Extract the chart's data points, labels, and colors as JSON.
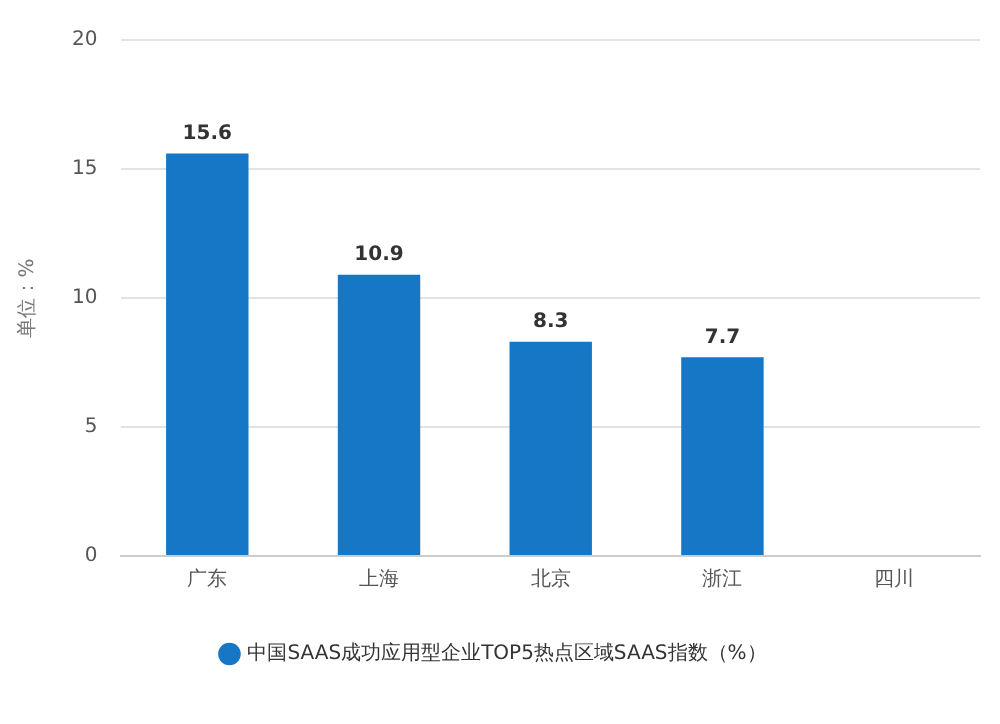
{
  "chart_data": {
    "type": "bar",
    "ylabel": "单位：%",
    "categories": [
      "广东",
      "上海",
      "北京",
      "浙江",
      "四川"
    ],
    "series": [
      {
        "name": "中国SAAS成功应用型企业TOP5热点区域SAAS指数（%）",
        "color": "#1577c5",
        "values": [
          15.6,
          10.9,
          8.3,
          7.7,
          null
        ]
      }
    ],
    "ylim": [
      0,
      20
    ],
    "yticks": [
      0,
      5,
      10,
      15,
      20
    ],
    "grid": "y",
    "legend": "bottom",
    "data_labels": true
  }
}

PROBLEM TO WORK ON: Quote each line of the listing exactly, but leave the pictures out.

REPLY TO THE TASK:
Extract the chart's data points, labels, and colors as JSON.
{
  "chart_data": {
    "type": "bar",
    "ylabel": "单位：%",
    "categories": [
      "广东",
      "上海",
      "北京",
      "浙江",
      "四川"
    ],
    "series": [
      {
        "name": "中国SAAS成功应用型企业TOP5热点区域SAAS指数（%）",
        "color": "#1577c5",
        "values": [
          15.6,
          10.9,
          8.3,
          7.7,
          null
        ]
      }
    ],
    "ylim": [
      0,
      20
    ],
    "yticks": [
      0,
      5,
      10,
      15,
      20
    ],
    "grid": "y",
    "legend": "bottom",
    "data_labels": true
  }
}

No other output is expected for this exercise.